[START The data]

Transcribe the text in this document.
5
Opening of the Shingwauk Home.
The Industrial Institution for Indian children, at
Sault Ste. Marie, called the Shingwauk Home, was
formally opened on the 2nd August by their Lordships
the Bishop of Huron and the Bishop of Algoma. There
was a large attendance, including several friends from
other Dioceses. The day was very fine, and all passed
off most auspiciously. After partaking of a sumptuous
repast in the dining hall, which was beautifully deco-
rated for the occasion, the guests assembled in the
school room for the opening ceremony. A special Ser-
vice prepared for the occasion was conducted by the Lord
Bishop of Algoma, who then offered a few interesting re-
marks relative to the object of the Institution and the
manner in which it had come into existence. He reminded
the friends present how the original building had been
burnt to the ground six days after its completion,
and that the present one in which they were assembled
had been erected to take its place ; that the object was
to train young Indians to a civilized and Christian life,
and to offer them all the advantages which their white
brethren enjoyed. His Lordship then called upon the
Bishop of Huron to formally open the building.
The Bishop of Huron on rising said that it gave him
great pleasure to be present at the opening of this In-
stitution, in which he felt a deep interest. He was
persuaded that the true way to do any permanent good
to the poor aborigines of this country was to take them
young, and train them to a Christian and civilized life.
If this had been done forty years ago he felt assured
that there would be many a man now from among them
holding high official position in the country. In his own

[END The data]

_Task prompt_. Transcribe the material exactly as it reads.

_Exercise result_.
Transcribe the text in this document.
5
Opening of the Shingwauk Home.
The Industrial Institution for Indian children, at
Sault Ste. Marie, called the Shingwauk Home, was
formally opened on the 2nd August by their Lordships
the Bishop of Huron and the Bishop of Algoma. There
was a large attendance, including several friends from
other Dioceses. The day was very fine, and all passed
off most auspiciously. After partaking of a sumptuous
repast in the dining hall, which was beautifully deco-
rated for the occasion, the guests assembled in the
school room for the opening ceremony. A special Ser-
vice prepared for the occasion was conducted by the Lord
Bishop of Algoma, who then offered a few interesting re-
marks relative to the object of the Institution and the
manner in which it had come into existence. He reminded
the friends present how the original building had been
burnt to the ground six days after its completion,
and that the present one in which they were assembled
had been erected to take its place ; that the object was
to train young Indians to a civilized and Christian life,
and to offer them all the advantages which their white
brethren enjoyed. His Lordship then called upon the
Bishop of Huron to formally open the building.
The Bishop of Huron on rising said that it gave him
great pleasure to be present at the opening of this In-
stitution, in which he felt a deep interest. He was
persuaded that the true way to do any permanent good
to the poor aborigines of this country was to take them
young, and train them to a Christian and civilized life.
If this had been done forty years ago he felt assured
that there would be many a man now from among them
holding high official position in the country. In his own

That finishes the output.